> _Rows_
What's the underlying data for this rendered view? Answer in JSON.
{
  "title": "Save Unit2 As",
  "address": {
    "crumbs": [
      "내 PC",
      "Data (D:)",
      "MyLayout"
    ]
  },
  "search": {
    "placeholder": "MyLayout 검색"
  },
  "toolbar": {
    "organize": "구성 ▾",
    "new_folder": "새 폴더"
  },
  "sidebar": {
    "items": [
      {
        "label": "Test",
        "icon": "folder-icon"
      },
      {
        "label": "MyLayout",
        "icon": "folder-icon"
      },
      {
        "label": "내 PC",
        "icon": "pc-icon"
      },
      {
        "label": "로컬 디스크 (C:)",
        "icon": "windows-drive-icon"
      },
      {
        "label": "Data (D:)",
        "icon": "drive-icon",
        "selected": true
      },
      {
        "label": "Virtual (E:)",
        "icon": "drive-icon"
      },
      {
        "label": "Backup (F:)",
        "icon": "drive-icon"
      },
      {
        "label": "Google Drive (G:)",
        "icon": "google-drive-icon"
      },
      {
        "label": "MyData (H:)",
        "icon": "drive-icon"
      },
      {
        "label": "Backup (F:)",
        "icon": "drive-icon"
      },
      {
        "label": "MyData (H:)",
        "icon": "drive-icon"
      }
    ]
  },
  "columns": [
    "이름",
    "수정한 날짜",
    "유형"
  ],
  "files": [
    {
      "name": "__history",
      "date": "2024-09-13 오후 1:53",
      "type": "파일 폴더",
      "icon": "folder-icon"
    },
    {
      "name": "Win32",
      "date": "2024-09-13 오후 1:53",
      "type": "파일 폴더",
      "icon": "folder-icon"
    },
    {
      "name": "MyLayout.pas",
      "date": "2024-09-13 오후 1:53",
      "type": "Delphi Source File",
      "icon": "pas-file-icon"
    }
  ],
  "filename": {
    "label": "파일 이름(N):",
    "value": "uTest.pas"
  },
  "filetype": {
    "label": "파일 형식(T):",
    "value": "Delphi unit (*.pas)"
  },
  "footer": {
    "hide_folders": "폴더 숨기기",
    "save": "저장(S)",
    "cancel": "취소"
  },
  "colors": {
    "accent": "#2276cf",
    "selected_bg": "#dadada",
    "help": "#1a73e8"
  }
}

> _Task details_
Each line of the listing should be copied exactly.

> _Correct response_
What's the underlying data for this rendered view? Answer in JSON.
{
  "title": "Save Unit2 As",
  "address": {
    "crumbs": [
      "내 PC",
      "Data (D:)",
      "MyLayout"
    ]
  },
  "search": {
    "placeholder": "MyLayout 검색"
  },
  "toolbar": {
    "organize": "구성 ▾",
    "new_folder": "새 폴더"
  },
  "sidebar": {
    "items": [
      {
        "label": "Test",
        "icon": "folder-icon"
      },
      {
        "label": "MyLayout",
        "icon": "folder-icon"
      },
      {
        "label": "내 PC",
        "icon": "pc-icon"
      },
      {
        "label": "로컬 디스크 (C:)",
        "icon": "windows-drive-icon"
      },
      {
        "label": "Data (D:)",
        "icon": "drive-icon",
        "selected": true
      },
      {
        "label": "Virtual (E:)",
        "icon": "drive-icon"
      },
      {
        "label": "Backup (F:)",
        "icon": "drive-icon"
      },
      {
        "label": "Google Drive (G:)",
        "icon": "google-drive-icon"
      },
      {
        "label": "MyData (H:)",
        "icon": "drive-icon"
      },
      {
        "label": "Backup (F:)",
        "icon": "drive-icon"
      },
      {
        "label": "MyData (H:)",
        "icon": "drive-icon"
      }
    ]
  },
  "columns": [
    "이름",
    "수정한 날짜",
    "유형"
  ],
  "files": [
    {
      "name": "__history",
      "date": "2024-09-13 오후 1:53",
      "type": "파일 폴더",
      "icon": "folder-icon"
    },
    {
      "name": "Win32",
      "date": "2024-09-13 오후 1:53",
      "type": "파일 폴더",
      "icon": "folder-icon"
    },
    {
      "name": "MyLayout.pas",
      "date": "2024-09-13 오후 1:53",
      "type": "Delphi Source File",
      "icon": "pas-file-icon"
    }
  ],
  "filename": {
    "label": "파일 이름(N):",
    "value": "uTest.pas"
  },
  "filetype": {
    "label": "파일 형식(T):",
    "value": "Delphi unit (*.pas)"
  },
  "footer": {
    "hide_folders": "폴더 숨기기",
    "save": "저장(S)",
    "cancel": "취소"
  },
  "colors": {
    "accent": "#2276cf",
    "selected_bg": "#dadada",
    "help": "#1a73e8"
  }
}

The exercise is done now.